(Stored dataset items)
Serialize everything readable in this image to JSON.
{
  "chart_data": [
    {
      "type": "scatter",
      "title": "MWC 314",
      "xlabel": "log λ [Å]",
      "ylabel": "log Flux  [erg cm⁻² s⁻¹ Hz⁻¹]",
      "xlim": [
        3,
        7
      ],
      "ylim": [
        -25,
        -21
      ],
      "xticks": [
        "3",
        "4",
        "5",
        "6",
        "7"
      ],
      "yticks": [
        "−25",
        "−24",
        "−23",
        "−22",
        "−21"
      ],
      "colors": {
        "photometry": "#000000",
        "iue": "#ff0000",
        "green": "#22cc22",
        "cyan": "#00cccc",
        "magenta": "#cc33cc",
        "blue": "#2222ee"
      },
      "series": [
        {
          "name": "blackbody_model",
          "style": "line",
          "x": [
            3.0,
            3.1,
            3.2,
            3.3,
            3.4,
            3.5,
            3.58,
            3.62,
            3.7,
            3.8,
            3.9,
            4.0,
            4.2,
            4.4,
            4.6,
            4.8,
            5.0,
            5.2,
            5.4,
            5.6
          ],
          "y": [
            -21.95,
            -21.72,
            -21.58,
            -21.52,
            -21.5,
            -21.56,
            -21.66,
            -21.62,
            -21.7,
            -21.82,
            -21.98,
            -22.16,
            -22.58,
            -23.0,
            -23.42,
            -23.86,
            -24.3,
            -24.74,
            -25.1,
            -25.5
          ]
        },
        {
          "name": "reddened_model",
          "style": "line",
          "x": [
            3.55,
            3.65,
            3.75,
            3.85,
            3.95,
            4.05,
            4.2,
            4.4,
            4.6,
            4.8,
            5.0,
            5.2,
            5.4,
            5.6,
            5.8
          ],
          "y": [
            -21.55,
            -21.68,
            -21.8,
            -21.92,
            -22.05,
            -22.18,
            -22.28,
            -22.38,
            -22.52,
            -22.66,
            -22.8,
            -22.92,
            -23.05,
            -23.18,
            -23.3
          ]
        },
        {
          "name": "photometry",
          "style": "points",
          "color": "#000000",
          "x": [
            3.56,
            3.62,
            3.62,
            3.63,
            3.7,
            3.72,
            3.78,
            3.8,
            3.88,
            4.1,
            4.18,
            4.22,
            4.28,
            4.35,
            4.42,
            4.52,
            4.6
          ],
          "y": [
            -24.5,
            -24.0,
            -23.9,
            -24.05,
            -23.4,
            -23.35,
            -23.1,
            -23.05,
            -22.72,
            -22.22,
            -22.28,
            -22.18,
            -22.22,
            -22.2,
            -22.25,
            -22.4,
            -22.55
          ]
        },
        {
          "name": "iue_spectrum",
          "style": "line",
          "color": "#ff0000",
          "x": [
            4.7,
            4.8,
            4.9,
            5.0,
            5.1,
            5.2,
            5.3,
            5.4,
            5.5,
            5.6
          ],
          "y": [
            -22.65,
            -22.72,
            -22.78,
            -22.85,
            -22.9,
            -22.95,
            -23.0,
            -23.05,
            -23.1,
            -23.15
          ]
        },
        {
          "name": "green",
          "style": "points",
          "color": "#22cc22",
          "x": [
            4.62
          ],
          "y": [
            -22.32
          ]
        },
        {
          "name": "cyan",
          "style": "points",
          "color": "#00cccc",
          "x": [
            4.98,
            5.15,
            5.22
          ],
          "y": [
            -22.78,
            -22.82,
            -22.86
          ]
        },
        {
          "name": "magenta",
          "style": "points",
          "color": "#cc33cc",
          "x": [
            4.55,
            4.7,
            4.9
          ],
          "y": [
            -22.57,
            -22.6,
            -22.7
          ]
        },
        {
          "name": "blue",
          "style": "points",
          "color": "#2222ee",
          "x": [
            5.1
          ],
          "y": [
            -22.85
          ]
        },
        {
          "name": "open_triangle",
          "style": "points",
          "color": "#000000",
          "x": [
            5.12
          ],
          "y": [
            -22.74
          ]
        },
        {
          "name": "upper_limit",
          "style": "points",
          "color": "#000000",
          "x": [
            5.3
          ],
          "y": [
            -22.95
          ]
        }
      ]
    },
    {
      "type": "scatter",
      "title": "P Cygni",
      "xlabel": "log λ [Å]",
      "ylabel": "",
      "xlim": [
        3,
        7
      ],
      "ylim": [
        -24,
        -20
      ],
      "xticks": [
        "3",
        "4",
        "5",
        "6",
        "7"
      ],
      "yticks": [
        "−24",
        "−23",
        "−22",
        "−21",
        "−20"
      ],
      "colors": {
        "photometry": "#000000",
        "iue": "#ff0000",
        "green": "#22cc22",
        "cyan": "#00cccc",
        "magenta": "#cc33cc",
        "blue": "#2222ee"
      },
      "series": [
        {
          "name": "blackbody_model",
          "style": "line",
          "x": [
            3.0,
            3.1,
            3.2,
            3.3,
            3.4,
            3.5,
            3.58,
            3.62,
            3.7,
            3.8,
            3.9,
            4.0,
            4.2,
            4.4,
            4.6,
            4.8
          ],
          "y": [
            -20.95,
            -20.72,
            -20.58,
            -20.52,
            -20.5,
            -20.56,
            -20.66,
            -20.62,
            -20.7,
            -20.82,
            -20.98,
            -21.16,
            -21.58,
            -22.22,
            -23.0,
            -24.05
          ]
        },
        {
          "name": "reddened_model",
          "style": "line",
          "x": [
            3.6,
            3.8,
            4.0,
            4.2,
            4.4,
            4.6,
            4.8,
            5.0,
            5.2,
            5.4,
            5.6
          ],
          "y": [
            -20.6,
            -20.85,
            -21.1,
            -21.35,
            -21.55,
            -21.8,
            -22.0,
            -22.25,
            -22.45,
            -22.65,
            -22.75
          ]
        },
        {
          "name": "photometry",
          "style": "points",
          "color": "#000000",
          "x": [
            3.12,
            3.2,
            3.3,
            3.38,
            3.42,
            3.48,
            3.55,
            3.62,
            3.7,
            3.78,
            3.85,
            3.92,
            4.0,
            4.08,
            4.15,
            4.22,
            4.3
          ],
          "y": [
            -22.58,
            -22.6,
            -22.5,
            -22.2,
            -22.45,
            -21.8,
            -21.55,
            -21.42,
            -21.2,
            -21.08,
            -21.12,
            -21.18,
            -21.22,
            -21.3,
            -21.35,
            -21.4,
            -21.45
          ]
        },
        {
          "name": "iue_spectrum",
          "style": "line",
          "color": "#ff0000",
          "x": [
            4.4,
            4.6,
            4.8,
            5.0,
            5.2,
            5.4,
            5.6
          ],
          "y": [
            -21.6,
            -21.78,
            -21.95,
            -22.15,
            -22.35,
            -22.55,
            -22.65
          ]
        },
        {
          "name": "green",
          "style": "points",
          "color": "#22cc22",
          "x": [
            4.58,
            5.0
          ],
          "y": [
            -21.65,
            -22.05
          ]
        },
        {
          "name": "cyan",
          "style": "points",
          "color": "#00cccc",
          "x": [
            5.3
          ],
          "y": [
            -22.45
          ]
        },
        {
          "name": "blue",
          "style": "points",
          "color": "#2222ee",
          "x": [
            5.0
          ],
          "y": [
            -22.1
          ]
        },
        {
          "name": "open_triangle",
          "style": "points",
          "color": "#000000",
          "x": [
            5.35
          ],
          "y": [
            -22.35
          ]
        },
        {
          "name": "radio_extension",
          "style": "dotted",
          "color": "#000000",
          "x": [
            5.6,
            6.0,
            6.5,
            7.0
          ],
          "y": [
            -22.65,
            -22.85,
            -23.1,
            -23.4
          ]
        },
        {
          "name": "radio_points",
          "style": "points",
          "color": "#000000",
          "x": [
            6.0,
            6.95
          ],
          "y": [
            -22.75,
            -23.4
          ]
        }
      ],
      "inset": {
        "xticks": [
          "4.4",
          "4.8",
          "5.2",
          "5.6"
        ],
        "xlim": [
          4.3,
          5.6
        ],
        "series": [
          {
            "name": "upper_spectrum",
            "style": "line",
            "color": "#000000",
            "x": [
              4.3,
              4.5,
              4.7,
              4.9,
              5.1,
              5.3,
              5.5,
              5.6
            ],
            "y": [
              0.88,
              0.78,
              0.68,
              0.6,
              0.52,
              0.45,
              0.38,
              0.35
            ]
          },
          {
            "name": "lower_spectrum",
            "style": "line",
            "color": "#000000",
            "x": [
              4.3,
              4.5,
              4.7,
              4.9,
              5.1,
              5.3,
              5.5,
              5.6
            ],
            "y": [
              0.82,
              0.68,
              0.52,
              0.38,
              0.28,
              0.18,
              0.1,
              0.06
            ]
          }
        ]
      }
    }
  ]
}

**Exercise**
Exactly how many lines of the listing above contain the string "ylabel"? Give no more than the number.

**Task answer**
2